* [The request]: Transcribe the records exactly. Pictures do not belong in the transcription.
========================================================================
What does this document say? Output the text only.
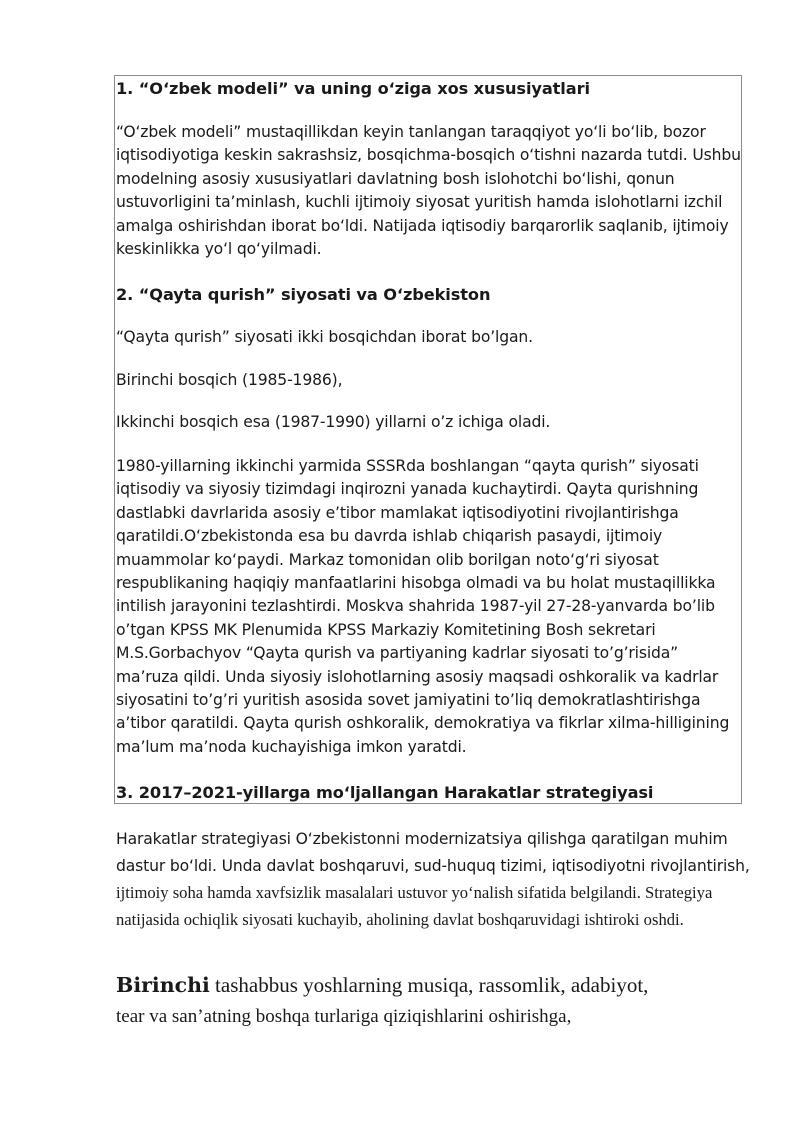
1. “O‘zbek modeli” va uning o‘ziga xos xususiyatlari

“O‘zbek modeli” mustaqillikdan keyin tanlangan taraqqiyot yo‘li bo‘lib, bozor iqtisodiyotiga keskin sakrashsiz, bosqichma-bosqich o‘tishni nazarda tutdi. Ushbu modelning asosiy xususiyatlari davlatning bosh islohotchi bo‘lishi, qonun ustuvorligini ta’minlash, kuchli ijtimoiy siyosat yuritish hamda islohotlarni izchil amalga oshirishdan iborat bo‘ldi. Natijada iqtisodiy barqarorlik saqlanib, ijtimoiy keskinlikka yo‘l qo‘yilmadi.

2. “Qayta qurish” siyosati va O‘zbekiston
“Qayta qurish” siyosati ikki bosqichdan iborat bo’lgan.
Birinchi bosqich (1985-1986),
Ikkinchi bosqich esa (1987-1990) yillarni o’z ichiga oladi.

1980-yillarning ikkinchi yarmida SSSRda boshlangan “qayta qurish” siyosati iqtisodiy va siyosiy tizimdagi inqirozni yanada kuchaytirdi. Qayta qurishning dastlabki davrlarida asosiy e’tibor mamlakat iqtisodiyotini rivojlantirishga qaratildi.O‘zbekistonda esa bu davrda ishlab chiqarish pasaydi, ijtimoiy muammolar ko‘paydi. Markaz tomonidan olib borilgan noto‘g‘ri siyosat respublikaning haqiqiy manfaatlarini hisobga olmadi va bu holat mustaqillikka intilish jarayonini tezlashtirdi. Moskva shahrida 1987-yil 27-28-yanvarda bo’lib o’tgan KPSS MK Plenumida KPSS Markaziy Komitetining Bosh sekretari M.S.Gorbachyov “Qayta qurish va partiyaning kadrlar siyosati to’g’risida” ma’ruza qildi. Unda siyosiy islohotlarning asosiy maqsadi oshkoralik va kadrlar siyosatini to’g’ri yuritish asosida sovet jamiyatini to’liq demokratlashtirishga a’tibor qaratildi. Qayta qurish oshkoralik, demokratiya va fikrlar xilma-hilligining ma’lum ma’noda kuchayishiga imkon yaratdi.

3. 2017–2021-yillarga mo‘ljallangan Harakatlar strategiyasi
Harakatlar strategiyasi O‘zbekistonni modernizatsiya qilishga qaratilgan muhim dastur bo‘ldi. Unda davlat boshqaruvi, sud-huquq tizimi, iqtisodiyotni rivojlantirish, ijtimoiy soha hamda xavfsizlik masalalari ustuvor yo‘nalish sifatida belgilandi. Strategiya natijasida ochiqlik siyosati kuchayib, aholining davlat boshqaruvidagi ishtiroki oshdi.
Birinchi tashabbus yoshlarning musiqa, rassomlik, adabiyot,
tear va san’atning boshqa turlariga qiziqishlarini oshirishga,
========================================================================
* [Task output]:
What does this document say? Output the text only.
1. “O‘zbek modeli” va uning o‘ziga xos xususiyatlari

“O‘zbek modeli” mustaqillikdan keyin tanlangan taraqqiyot yo‘li bo‘lib, bozor iqtisodiyotiga keskin sakrashsiz, bosqichma-bosqich o‘tishni nazarda tutdi. Ushbu modelning asosiy xususiyatlari davlatning bosh islohotchi bo‘lishi, qonun ustuvorligini ta’minlash, kuchli ijtimoiy siyosat yuritish hamda islohotlarni izchil amalga oshirishdan iborat bo‘ldi. Natijada iqtisodiy barqarorlik saqlanib, ijtimoiy keskinlikka yo‘l qo‘yilmadi.

2. “Qayta qurish” siyosati va O‘zbekiston
“Qayta qurish” siyosati ikki bosqichdan iborat bo’lgan.
Birinchi bosqich (1985-1986),
Ikkinchi bosqich esa (1987-1990) yillarni o’z ichiga oladi.

1980-yillarning ikkinchi yarmida SSSRda boshlangan “qayta qurish” siyosati iqtisodiy va siyosiy tizimdagi inqirozni yanada kuchaytirdi. Qayta qurishning dastlabki davrlarida asosiy e’tibor mamlakat iqtisodiyotini rivojlantirishga qaratildi.O‘zbekistonda esa bu davrda ishlab chiqarish pasaydi, ijtimoiy muammolar ko‘paydi. Markaz tomonidan olib borilgan noto‘g‘ri siyosat respublikaning haqiqiy manfaatlarini hisobga olmadi va bu holat mustaqillikka intilish jarayonini tezlashtirdi. Moskva shahrida 1987-yil 27-28-yanvarda bo’lib o’tgan KPSS MK Plenumida KPSS Markaziy Komitetining Bosh sekretari M.S.Gorbachyov “Qayta qurish va partiyaning kadrlar siyosati to’g’risida” ma’ruza qildi. Unda siyosiy islohotlarning asosiy maqsadi oshkoralik va kadrlar siyosatini to’g’ri yuritish asosida sovet jamiyatini to’liq demokratlashtirishga a’tibor qaratildi. Qayta qurish oshkoralik, demokratiya va fikrlar xilma-hilligining ma’lum ma’noda kuchayishiga imkon yaratdi.

3. 2017–2021-yillarga mo‘ljallangan Harakatlar strategiyasi
Harakatlar strategiyasi O‘zbekistonni modernizatsiya qilishga qaratilgan muhim dastur bo‘ldi. Unda davlat boshqaruvi, sud-huquq tizimi, iqtisodiyotni rivojlantirish, ijtimoiy soha hamda xavfsizlik masalalari ustuvor yo‘nalish sifatida belgilandi. Strategiya natijasida ochiqlik siyosati kuchayib, aholining davlat boshqaruvidagi ishtiroki oshdi.
Birinchi tashabbus yoshlarning musiqa, rassomlik, adabiyot,
tear va san’atning boshqa turlariga qiziqishlarini oshirishga,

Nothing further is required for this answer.